--- Exercise input ---
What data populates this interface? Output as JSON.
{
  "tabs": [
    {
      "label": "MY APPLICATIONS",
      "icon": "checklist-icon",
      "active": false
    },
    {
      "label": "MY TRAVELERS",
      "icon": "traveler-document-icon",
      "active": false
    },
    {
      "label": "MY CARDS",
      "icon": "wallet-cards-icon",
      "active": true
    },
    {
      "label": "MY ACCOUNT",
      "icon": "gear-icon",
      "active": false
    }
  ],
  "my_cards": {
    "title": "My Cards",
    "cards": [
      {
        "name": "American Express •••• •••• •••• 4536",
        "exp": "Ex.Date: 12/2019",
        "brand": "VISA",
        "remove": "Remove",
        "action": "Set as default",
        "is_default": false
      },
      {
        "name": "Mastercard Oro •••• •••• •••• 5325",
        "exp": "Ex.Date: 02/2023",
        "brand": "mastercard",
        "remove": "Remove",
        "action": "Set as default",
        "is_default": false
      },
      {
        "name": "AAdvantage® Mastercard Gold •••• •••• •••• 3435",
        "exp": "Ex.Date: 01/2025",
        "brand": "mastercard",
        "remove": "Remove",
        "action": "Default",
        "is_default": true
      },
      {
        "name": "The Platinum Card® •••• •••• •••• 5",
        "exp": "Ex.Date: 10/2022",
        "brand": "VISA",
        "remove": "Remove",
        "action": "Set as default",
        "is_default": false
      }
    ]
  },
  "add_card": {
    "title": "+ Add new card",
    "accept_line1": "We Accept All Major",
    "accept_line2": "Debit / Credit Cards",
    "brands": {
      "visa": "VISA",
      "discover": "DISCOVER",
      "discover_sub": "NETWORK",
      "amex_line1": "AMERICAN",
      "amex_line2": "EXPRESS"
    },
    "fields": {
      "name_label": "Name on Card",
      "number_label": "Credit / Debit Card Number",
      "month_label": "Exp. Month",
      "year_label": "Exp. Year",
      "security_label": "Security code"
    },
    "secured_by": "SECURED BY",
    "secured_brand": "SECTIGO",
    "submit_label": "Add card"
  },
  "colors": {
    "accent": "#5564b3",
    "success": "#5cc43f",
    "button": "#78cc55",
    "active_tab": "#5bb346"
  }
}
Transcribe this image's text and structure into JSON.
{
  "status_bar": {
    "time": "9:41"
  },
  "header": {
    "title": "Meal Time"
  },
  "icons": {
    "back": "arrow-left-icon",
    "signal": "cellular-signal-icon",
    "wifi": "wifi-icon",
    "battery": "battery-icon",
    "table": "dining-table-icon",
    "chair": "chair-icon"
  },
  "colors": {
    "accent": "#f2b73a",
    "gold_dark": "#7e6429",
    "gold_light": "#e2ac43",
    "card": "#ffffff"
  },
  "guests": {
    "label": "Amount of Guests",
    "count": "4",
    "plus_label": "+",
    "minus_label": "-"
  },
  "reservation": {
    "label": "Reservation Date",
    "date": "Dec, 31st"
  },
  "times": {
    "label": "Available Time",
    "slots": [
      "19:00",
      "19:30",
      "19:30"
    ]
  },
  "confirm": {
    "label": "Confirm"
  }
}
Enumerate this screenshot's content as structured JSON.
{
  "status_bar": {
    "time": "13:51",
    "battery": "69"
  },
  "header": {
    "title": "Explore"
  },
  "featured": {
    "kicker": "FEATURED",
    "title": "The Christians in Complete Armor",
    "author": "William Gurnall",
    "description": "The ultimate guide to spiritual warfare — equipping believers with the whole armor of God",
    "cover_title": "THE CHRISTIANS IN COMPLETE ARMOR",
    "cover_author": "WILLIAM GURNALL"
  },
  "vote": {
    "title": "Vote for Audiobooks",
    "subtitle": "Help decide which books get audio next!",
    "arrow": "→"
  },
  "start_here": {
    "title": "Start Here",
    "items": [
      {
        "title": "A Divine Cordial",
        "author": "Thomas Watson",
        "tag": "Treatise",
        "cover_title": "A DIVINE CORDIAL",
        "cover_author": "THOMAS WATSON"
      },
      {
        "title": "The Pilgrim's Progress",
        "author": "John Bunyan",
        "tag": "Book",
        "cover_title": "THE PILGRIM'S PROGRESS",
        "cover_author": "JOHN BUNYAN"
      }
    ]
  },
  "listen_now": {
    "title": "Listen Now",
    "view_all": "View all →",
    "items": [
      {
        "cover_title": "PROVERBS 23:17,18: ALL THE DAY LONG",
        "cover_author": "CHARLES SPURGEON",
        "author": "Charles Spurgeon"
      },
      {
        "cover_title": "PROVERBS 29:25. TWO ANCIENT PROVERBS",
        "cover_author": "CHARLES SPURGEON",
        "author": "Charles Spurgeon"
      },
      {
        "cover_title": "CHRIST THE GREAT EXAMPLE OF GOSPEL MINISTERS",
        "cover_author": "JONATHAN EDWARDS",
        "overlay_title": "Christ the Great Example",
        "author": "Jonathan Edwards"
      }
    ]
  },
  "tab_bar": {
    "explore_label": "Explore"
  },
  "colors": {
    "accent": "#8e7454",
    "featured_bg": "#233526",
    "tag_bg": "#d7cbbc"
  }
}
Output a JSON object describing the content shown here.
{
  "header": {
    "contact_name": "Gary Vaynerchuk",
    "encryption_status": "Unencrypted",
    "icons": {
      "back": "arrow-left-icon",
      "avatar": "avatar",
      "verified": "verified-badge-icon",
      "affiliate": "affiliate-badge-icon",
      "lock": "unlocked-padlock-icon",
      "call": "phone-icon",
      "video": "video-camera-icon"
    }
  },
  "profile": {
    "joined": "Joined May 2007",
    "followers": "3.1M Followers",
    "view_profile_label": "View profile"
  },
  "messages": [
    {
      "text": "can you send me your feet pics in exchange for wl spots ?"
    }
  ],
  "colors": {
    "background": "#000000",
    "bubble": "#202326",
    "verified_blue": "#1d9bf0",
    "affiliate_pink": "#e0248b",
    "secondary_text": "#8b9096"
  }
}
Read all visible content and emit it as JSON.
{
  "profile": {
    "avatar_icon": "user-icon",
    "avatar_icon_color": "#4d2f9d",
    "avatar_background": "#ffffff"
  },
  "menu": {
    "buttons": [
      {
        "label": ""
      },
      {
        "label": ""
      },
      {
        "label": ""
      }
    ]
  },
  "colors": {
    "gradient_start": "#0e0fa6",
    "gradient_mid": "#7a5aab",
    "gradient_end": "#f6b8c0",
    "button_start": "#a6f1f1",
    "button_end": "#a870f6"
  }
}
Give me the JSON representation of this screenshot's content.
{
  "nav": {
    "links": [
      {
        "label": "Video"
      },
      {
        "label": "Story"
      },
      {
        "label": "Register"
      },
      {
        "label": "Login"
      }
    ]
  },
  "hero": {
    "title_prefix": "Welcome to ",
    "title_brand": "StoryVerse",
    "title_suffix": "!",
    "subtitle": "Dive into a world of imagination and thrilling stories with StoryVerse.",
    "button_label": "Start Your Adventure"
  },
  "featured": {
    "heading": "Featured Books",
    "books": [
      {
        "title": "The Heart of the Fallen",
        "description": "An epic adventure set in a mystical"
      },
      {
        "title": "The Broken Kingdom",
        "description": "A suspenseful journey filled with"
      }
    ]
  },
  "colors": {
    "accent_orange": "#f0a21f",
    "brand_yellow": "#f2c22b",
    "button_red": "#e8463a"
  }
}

--- Given problem ---
Using the listing above, please repeat every entry exactly.

--- Response below ---
What data populates this interface? Output as JSON.
{
  "tabs": [
    {
      "label": "MY APPLICATIONS",
      "icon": "checklist-icon",
      "active": false
    },
    {
      "label": "MY TRAVELERS",
      "icon": "traveler-document-icon",
      "active": false
    },
    {
      "label": "MY CARDS",
      "icon": "wallet-cards-icon",
      "active": true
    },
    {
      "label": "MY ACCOUNT",
      "icon": "gear-icon",
      "active": false
    }
  ],
  "my_cards": {
    "title": "My Cards",
    "cards": [
      {
        "name": "American Express •••• •••• •••• 4536",
        "exp": "Ex.Date: 12/2019",
        "brand": "VISA",
        "remove": "Remove",
        "action": "Set as default",
        "is_default": false
      },
      {
        "name": "Mastercard Oro •••• •••• •••• 5325",
        "exp": "Ex.Date: 02/2023",
        "brand": "mastercard",
        "remove": "Remove",
        "action": "Set as default",
        "is_default": false
      },
      {
        "name": "AAdvantage® Mastercard Gold •••• •••• •••• 3435",
        "exp": "Ex.Date: 01/2025",
        "brand": "mastercard",
        "remove": "Remove",
        "action": "Default",
        "is_default": true
      },
      {
        "name": "The Platinum Card® •••• •••• •••• 5",
        "exp": "Ex.Date: 10/2022",
        "brand": "VISA",
        "remove": "Remove",
        "action": "Set as default",
        "is_default": false
      }
    ]
  },
  "add_card": {
    "title": "+ Add new card",
    "accept_line1": "We Accept All Major",
    "accept_line2": "Debit / Credit Cards",
    "brands": {
      "visa": "VISA",
      "discover": "DISCOVER",
      "discover_sub": "NETWORK",
      "amex_line1": "AMERICAN",
      "amex_line2": "EXPRESS"
    },
    "fields": {
      "name_label": "Name on Card",
      "number_label": "Credit / Debit Card Number",
      "month_label": "Exp. Month",
      "year_label": "Exp. Year",
      "security_label": "Security code"
    },
    "secured_by": "SECURED BY",
    "secured_brand": "SECTIGO",
    "submit_label": "Add card"
  },
  "colors": {
    "accent": "#5564b3",
    "success": "#5cc43f",
    "button": "#78cc55",
    "active_tab": "#5bb346"
  }
}
Transcribe this image's text and structure into JSON.
{
  "status_bar": {
    "time": "9:41"
  },
  "header": {
    "title": "Meal Time"
  },
  "icons": {
    "back": "arrow-left-icon",
    "signal": "cellular-signal-icon",
    "wifi": "wifi-icon",
    "battery": "battery-icon",
    "table": "dining-table-icon",
    "chair": "chair-icon"
  },
  "colors": {
    "accent": "#f2b73a",
    "gold_dark": "#7e6429",
    "gold_light": "#e2ac43",
    "card": "#ffffff"
  },
  "guests": {
    "label": "Amount of Guests",
    "count": "4",
    "plus_label": "+",
    "minus_label": "-"
  },
  "reservation": {
    "label": "Reservation Date",
    "date": "Dec, 31st"
  },
  "times": {
    "label": "Available Time",
    "slots": [
      "19:00",
      "19:30",
      "19:30"
    ]
  },
  "confirm": {
    "label": "Confirm"
  }
}
Enumerate this screenshot's content as structured JSON.
{
  "status_bar": {
    "time": "13:51",
    "battery": "69"
  },
  "header": {
    "title": "Explore"
  },
  "featured": {
    "kicker": "FEATURED",
    "title": "The Christians in Complete Armor",
    "author": "William Gurnall",
    "description": "The ultimate guide to spiritual warfare — equipping believers with the whole armor of God",
    "cover_title": "THE CHRISTIANS IN COMPLETE ARMOR",
    "cover_author": "WILLIAM GURNALL"
  },
  "vote": {
    "title": "Vote for Audiobooks",
    "subtitle": "Help decide which books get audio next!",
    "arrow": "→"
  },
  "start_here": {
    "title": "Start Here",
    "items": [
      {
        "title": "A Divine Cordial",
        "author": "Thomas Watson",
        "tag": "Treatise",
        "cover_title": "A DIVINE CORDIAL",
        "cover_author": "THOMAS WATSON"
      },
      {
        "title": "The Pilgrim's Progress",
        "author": "John Bunyan",
        "tag": "Book",
        "cover_title": "THE PILGRIM'S PROGRESS",
        "cover_author": "JOHN BUNYAN"
      }
    ]
  },
  "listen_now": {
    "title": "Listen Now",
    "view_all": "View all →",
    "items": [
      {
        "cover_title": "PROVERBS 23:17,18: ALL THE DAY LONG",
        "cover_author": "CHARLES SPURGEON",
        "author": "Charles Spurgeon"
      },
      {
        "cover_title": "PROVERBS 29:25. TWO ANCIENT PROVERBS",
        "cover_author": "CHARLES SPURGEON",
        "author": "Charles Spurgeon"
      },
      {
        "cover_title": "CHRIST THE GREAT EXAMPLE OF GOSPEL MINISTERS",
        "cover_author": "JONATHAN EDWARDS",
        "overlay_title": "Christ the Great Example",
        "author": "Jonathan Edwards"
      }
    ]
  },
  "tab_bar": {
    "explore_label": "Explore"
  },
  "colors": {
    "accent": "#8e7454",
    "featured_bg": "#233526",
    "tag_bg": "#d7cbbc"
  }
}
Output a JSON object describing the content shown here.
{
  "header": {
    "contact_name": "Gary Vaynerchuk",
    "encryption_status": "Unencrypted",
    "icons": {
      "back": "arrow-left-icon",
      "avatar": "avatar",
      "verified": "verified-badge-icon",
      "affiliate": "affiliate-badge-icon",
      "lock": "unlocked-padlock-icon",
      "call": "phone-icon",
      "video": "video-camera-icon"
    }
  },
  "profile": {
    "joined": "Joined May 2007",
    "followers": "3.1M Followers",
    "view_profile_label": "View profile"
  },
  "messages": [
    {
      "text": "can you send me your feet pics in exchange for wl spots ?"
    }
  ],
  "colors": {
    "background": "#000000",
    "bubble": "#202326",
    "verified_blue": "#1d9bf0",
    "affiliate_pink": "#e0248b",
    "secondary_text": "#8b9096"
  }
}
Read all visible content and emit it as JSON.
{
  "profile": {
    "avatar_icon": "user-icon",
    "avatar_icon_color": "#4d2f9d",
    "avatar_background": "#ffffff"
  },
  "menu": {
    "buttons": [
      {
        "label": ""
      },
      {
        "label": ""
      },
      {
        "label": ""
      }
    ]
  },
  "colors": {
    "gradient_start": "#0e0fa6",
    "gradient_mid": "#7a5aab",
    "gradient_end": "#f6b8c0",
    "button_start": "#a6f1f1",
    "button_end": "#a870f6"
  }
}
Give me the JSON representation of this screenshot's content.
{
  "nav": {
    "links": [
      {
        "label": "Video"
      },
      {
        "label": "Story"
      },
      {
        "label": "Register"
      },
      {
        "label": "Login"
      }
    ]
  },
  "hero": {
    "title_prefix": "Welcome to ",
    "title_brand": "StoryVerse",
    "title_suffix": "!",
    "subtitle": "Dive into a world of imagination and thrilling stories with StoryVerse.",
    "button_label": "Start Your Adventure"
  },
  "featured": {
    "heading": "Featured Books",
    "books": [
      {
        "title": "The Heart of the Fallen",
        "description": "An epic adventure set in a mystical"
      },
      {
        "title": "The Broken Kingdom",
        "description": "A suspenseful journey filled with"
      }
    ]
  },
  "colors": {
    "accent_orange": "#f0a21f",
    "brand_yellow": "#f2c22b",
    "button_red": "#e8463a"
  }
}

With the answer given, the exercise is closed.